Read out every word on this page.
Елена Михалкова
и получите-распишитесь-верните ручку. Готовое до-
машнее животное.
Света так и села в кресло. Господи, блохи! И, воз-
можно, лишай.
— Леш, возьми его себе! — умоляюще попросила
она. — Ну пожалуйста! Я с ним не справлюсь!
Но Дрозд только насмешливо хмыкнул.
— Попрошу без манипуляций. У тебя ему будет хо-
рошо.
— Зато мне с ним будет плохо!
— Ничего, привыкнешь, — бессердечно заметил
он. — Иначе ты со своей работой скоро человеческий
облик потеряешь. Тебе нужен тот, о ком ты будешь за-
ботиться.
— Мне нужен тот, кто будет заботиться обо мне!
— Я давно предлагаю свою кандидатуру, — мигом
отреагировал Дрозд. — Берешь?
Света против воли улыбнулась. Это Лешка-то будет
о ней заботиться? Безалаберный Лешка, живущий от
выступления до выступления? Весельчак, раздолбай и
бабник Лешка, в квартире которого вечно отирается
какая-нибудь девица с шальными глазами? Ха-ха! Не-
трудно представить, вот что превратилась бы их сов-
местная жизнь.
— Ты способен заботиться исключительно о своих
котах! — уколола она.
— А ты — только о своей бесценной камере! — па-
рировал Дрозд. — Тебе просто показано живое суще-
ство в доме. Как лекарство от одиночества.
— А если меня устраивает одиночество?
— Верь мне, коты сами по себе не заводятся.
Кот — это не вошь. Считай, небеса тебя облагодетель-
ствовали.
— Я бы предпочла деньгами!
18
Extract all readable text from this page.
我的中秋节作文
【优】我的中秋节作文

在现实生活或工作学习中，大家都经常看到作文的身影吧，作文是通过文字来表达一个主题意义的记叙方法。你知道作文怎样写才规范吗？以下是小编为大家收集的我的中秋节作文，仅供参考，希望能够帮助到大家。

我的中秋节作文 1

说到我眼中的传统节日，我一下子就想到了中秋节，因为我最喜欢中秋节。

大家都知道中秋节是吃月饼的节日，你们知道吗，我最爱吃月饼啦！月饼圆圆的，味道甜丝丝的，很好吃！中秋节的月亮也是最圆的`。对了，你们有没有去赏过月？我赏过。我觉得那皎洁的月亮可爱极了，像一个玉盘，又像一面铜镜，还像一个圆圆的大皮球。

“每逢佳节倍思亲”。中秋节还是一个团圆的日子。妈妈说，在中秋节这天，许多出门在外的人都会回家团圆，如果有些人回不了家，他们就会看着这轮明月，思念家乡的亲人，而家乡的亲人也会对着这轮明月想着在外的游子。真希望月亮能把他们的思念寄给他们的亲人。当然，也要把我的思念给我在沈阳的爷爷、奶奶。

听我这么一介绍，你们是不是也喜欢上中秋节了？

- - -

• **WHAT IS BEING ASKED**
Copy each line from the records above that includes the string "Лешка".

• **PROBLEM SOLUTION**
Света против воли улыбнулась. Это Лешка-то будет
о ней заботиться? Безалаберный Лешка, живущий от
бабник Лешка, в квартире которого вечно отирается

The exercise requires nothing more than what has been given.